--- Begin RECORDS SUPPLIED ---

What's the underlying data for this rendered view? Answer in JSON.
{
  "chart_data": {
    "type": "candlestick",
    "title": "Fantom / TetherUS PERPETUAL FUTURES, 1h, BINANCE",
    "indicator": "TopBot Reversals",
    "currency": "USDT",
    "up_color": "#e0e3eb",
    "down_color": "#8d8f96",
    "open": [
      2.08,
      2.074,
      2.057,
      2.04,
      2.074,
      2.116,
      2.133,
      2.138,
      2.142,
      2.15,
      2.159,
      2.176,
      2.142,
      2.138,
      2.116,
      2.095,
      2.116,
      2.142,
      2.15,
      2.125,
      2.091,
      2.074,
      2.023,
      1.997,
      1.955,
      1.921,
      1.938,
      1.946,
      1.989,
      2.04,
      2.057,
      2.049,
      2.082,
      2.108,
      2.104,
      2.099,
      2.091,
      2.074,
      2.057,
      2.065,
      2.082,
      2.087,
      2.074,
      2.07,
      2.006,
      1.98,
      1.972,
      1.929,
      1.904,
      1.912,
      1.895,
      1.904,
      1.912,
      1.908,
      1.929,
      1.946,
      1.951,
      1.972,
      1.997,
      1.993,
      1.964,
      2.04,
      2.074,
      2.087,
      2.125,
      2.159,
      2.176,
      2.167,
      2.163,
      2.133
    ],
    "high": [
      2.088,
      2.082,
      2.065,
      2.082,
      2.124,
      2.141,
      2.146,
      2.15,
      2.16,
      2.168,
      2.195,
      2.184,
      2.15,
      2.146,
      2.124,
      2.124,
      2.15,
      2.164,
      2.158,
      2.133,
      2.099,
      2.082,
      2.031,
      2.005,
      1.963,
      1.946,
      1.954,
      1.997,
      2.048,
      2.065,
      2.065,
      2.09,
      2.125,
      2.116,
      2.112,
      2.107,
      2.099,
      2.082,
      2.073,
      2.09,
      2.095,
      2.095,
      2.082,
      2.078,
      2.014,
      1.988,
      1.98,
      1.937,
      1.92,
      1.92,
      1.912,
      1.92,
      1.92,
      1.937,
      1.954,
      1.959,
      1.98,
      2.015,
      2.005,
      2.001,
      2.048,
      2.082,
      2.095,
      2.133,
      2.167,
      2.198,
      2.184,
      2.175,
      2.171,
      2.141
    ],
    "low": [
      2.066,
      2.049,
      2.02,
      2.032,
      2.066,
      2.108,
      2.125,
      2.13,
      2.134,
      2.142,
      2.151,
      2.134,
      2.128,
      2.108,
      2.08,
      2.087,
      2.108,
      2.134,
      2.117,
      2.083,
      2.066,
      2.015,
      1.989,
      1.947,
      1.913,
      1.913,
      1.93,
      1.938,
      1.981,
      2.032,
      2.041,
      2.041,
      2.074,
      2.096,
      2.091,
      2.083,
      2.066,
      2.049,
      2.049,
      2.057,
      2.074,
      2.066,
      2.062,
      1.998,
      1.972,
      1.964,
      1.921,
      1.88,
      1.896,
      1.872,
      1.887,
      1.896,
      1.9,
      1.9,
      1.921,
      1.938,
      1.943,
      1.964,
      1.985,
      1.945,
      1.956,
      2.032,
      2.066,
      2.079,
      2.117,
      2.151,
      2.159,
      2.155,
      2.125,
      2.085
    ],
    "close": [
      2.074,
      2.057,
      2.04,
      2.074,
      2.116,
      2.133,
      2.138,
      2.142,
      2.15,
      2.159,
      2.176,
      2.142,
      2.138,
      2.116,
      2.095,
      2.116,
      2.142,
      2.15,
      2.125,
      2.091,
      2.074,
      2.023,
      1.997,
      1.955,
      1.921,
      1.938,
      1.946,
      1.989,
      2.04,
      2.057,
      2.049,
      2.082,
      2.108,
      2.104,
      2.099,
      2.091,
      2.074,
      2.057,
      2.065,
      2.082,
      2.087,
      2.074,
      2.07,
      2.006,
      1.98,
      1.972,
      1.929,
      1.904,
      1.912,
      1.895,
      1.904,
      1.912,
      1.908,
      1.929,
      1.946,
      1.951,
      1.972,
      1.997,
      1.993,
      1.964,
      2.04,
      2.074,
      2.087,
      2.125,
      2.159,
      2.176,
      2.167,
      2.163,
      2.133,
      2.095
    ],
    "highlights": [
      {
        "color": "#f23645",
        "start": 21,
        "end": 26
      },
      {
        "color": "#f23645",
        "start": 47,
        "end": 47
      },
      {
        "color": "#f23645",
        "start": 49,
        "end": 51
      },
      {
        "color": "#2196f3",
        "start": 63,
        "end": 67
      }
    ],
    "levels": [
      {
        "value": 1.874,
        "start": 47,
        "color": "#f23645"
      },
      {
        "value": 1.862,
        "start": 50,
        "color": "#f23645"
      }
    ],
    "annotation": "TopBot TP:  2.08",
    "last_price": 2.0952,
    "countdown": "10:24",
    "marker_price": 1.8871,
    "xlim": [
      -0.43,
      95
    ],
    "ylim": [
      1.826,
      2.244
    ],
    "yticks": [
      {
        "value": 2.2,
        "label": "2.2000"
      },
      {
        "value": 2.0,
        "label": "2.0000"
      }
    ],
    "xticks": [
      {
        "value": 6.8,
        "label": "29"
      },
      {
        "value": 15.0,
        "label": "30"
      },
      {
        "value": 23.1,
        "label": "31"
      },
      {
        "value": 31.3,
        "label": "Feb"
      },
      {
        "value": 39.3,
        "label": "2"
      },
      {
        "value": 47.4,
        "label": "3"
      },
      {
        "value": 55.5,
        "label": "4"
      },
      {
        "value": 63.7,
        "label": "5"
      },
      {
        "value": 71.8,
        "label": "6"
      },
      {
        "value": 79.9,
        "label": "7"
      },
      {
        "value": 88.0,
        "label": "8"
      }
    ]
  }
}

--- End RECORDS SUPPLIED ---

TASK PROMPT: Gather and copy every line of the data in which the string "start" is found.

FULL ANSWER:
        "start": 21,
        "start": 47,
        "start": 49,
        "start": 63,
        "start": 47,
        "start": 50,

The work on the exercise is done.